- [The task] Count the lines containing "SDTVAR" in the entries underneath, and state that count without anything else.

# Start of Information supplied

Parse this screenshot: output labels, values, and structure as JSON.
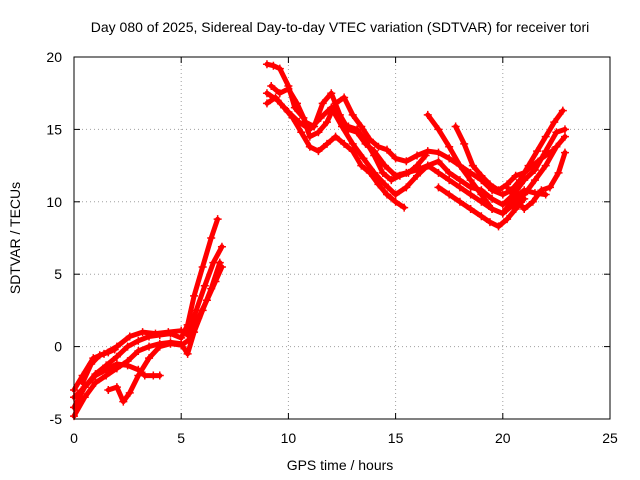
{
  "chart_data": {
    "type": "scatter",
    "title": "Day 080 of 2025, Sidereal Day-to-day VTEC variation (SDTVAR) for receiver tori",
    "xlabel": "GPS time / hours",
    "ylabel": "SDTVAR / TECUs",
    "xlim": [
      0,
      25
    ],
    "ylim": [
      -5,
      20
    ],
    "xticks": [
      0,
      5,
      10,
      15,
      20,
      25
    ],
    "yticks": [
      -5,
      0,
      5,
      10,
      15,
      20
    ],
    "xtick_labels": [
      "0",
      "5",
      "10",
      "15",
      "20",
      "25"
    ],
    "ytick_labels": [
      "-5",
      "0",
      "5",
      "10",
      "15",
      "20"
    ],
    "grid": true,
    "marker": "+",
    "color": "#ff0000",
    "series": [
      {
        "x": [
          0.0,
          0.5,
          1.0,
          1.5,
          2.0,
          2.5,
          3.0,
          3.5,
          4.0,
          4.5,
          5.0,
          5.3,
          5.6,
          6.0,
          6.4,
          6.7
        ],
        "y": [
          -4.2,
          -2.8,
          -1.9,
          -1.3,
          -0.7,
          0.0,
          0.4,
          0.7,
          0.8,
          0.9,
          0.6,
          1.5,
          3.5,
          5.5,
          7.5,
          8.8
        ]
      },
      {
        "x": [
          0.0,
          0.4,
          0.9,
          1.4,
          2.0,
          2.6,
          3.2,
          3.8,
          4.4,
          5.0,
          5.3,
          5.7,
          6.1,
          6.5,
          6.9
        ],
        "y": [
          -3.0,
          -2.0,
          -0.8,
          -0.5,
          0.0,
          0.7,
          1.0,
          0.9,
          1.0,
          1.1,
          0.8,
          2.5,
          4.2,
          5.8,
          6.9
        ]
      },
      {
        "x": [
          0.0,
          0.5,
          1.0,
          1.5,
          2.0,
          2.5,
          3.0,
          3.5,
          4.0,
          4.5,
          5.0,
          5.3,
          5.6,
          6.0,
          6.4,
          6.8
        ],
        "y": [
          -4.8,
          -3.5,
          -2.5,
          -2.0,
          -1.5,
          -1.0,
          -0.3,
          0.0,
          0.2,
          0.3,
          0.2,
          -0.5,
          1.0,
          2.5,
          4.0,
          5.8
        ]
      },
      {
        "x": [
          0.0,
          0.5,
          1.0,
          1.5,
          2.0,
          2.5,
          3.0,
          3.3,
          3.7,
          4.0
        ],
        "y": [
          -3.5,
          -2.8,
          -2.0,
          -1.6,
          -1.2,
          -1.3,
          -1.6,
          -2.0,
          -2.0,
          -2.0
        ]
      },
      {
        "x": [
          1.6,
          2.0,
          2.3,
          2.6,
          3.0,
          3.5,
          4.0,
          4.5,
          5.0,
          5.4,
          5.8,
          6.2,
          6.6,
          6.9
        ],
        "y": [
          -3.0,
          -2.8,
          -3.8,
          -3.2,
          -2.0,
          -0.8,
          0.0,
          0.2,
          0.1,
          0.5,
          2.0,
          3.2,
          4.5,
          5.5
        ]
      },
      {
        "x": [
          0.4,
          0.8,
          1.2,
          1.6,
          1.9
        ],
        "y": [
          -2.5,
          -1.2,
          -0.6,
          -0.4,
          -0.2
        ]
      },
      {
        "x": [
          9.0,
          9.3,
          9.6,
          10.0,
          10.3,
          10.7,
          11.0,
          11.4,
          11.8,
          12.2,
          12.6,
          13.0,
          13.4,
          13.8,
          14.2,
          14.6,
          15.0,
          15.5,
          16.0,
          16.5,
          17.0,
          17.5,
          18.0,
          18.5,
          19.0,
          19.5,
          20.0,
          20.4,
          20.8,
          21.2,
          21.6,
          22.0,
          22.4,
          22.8
        ],
        "y": [
          19.5,
          19.4,
          19.2,
          18.0,
          16.5,
          15.8,
          14.5,
          14.8,
          15.5,
          16.8,
          17.2,
          16.0,
          15.2,
          14.3,
          13.8,
          13.6,
          13.0,
          12.8,
          13.2,
          13.5,
          13.4,
          13.0,
          12.5,
          12.0,
          11.5,
          10.8,
          10.5,
          10.8,
          11.5,
          12.5,
          13.5,
          14.5,
          15.5,
          16.3
        ]
      },
      {
        "x": [
          9.2,
          9.6,
          10.0,
          10.4,
          10.8,
          11.2,
          11.6,
          12.0,
          12.4,
          12.8,
          13.2,
          13.6,
          14.0,
          14.5,
          15.0,
          15.5,
          16.0,
          16.5,
          17.0,
          17.5,
          18.0,
          18.5,
          19.0,
          19.5,
          20.0,
          20.5,
          21.0,
          21.5,
          22.0,
          22.5,
          22.9
        ],
        "y": [
          18.0,
          17.5,
          17.8,
          16.8,
          15.5,
          15.2,
          16.8,
          17.5,
          16.0,
          15.0,
          14.8,
          14.0,
          13.5,
          12.5,
          11.8,
          12.0,
          12.2,
          12.5,
          12.8,
          12.0,
          11.5,
          11.0,
          10.8,
          10.2,
          9.8,
          10.5,
          11.5,
          12.2,
          13.5,
          14.8,
          15.0
        ]
      },
      {
        "x": [
          9.0,
          9.5,
          10.0,
          10.5,
          11.0,
          11.5,
          12.0,
          12.5,
          13.0,
          13.5,
          14.0,
          14.5,
          15.0,
          15.5,
          16.0,
          16.5,
          17.0,
          17.5,
          18.0,
          18.5,
          19.0,
          19.5,
          20.0,
          20.5,
          21.0,
          21.5,
          22.0,
          22.5,
          22.9
        ],
        "y": [
          17.5,
          17.0,
          16.2,
          15.5,
          15.0,
          15.8,
          16.5,
          15.2,
          14.0,
          13.0,
          12.0,
          11.2,
          10.5,
          11.0,
          11.8,
          12.5,
          12.0,
          11.5,
          11.0,
          10.5,
          10.0,
          9.5,
          9.2,
          9.8,
          10.5,
          11.5,
          12.5,
          13.8,
          14.5
        ]
      },
      {
        "x": [
          9.0,
          9.4,
          9.8,
          10.2,
          10.6,
          11.0,
          11.4,
          11.8,
          12.2,
          12.6,
          13.0,
          13.4,
          13.8,
          14.2,
          14.6,
          15.0,
          15.4
        ],
        "y": [
          16.8,
          17.2,
          16.5,
          15.8,
          14.8,
          13.8,
          13.5,
          14.0,
          14.5,
          14.0,
          13.5,
          12.5,
          12.0,
          11.2,
          10.5,
          10.0,
          9.6
        ]
      },
      {
        "x": [
          12.8,
          13.2,
          13.6,
          14.0,
          14.4,
          14.8,
          15.2,
          15.6,
          16.0,
          16.4
        ],
        "y": [
          15.2,
          15.0,
          14.2,
          13.2,
          12.0,
          11.5,
          11.8,
          12.0,
          12.5,
          13.2
        ]
      },
      {
        "x": [
          16.5,
          17.0,
          17.5,
          18.0,
          18.5,
          19.0,
          19.5,
          20.0,
          20.5,
          21.0,
          21.5,
          22.0
        ],
        "y": [
          16.0,
          15.0,
          13.8,
          12.5,
          11.5,
          10.5,
          9.5,
          9.2,
          10.2,
          10.8,
          10.6,
          10.5
        ]
      },
      {
        "x": [
          17.0,
          17.5,
          18.0,
          18.5,
          19.0,
          19.4,
          19.8,
          20.2,
          20.6,
          21.0
        ],
        "y": [
          11.0,
          10.5,
          10.0,
          9.5,
          9.0,
          8.6,
          8.3,
          8.8,
          9.5,
          10.2
        ]
      },
      {
        "x": [
          17.8,
          18.2,
          18.6,
          19.0,
          19.4,
          19.8,
          20.2,
          20.6,
          21.0,
          21.4,
          21.8,
          22.3
        ],
        "y": [
          15.2,
          14.0,
          12.5,
          11.8,
          11.2,
          10.8,
          11.2,
          11.8,
          12.0,
          12.5,
          13.0,
          13.5
        ]
      },
      {
        "x": [
          20.2,
          20.6,
          21.0,
          21.4,
          21.8,
          22.2,
          22.6,
          22.9
        ],
        "y": [
          11.0,
          10.2,
          9.5,
          10.0,
          10.8,
          11.0,
          12.0,
          13.4
        ]
      }
    ]
  }
}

# End of Information supplied

- [Result of this task] 2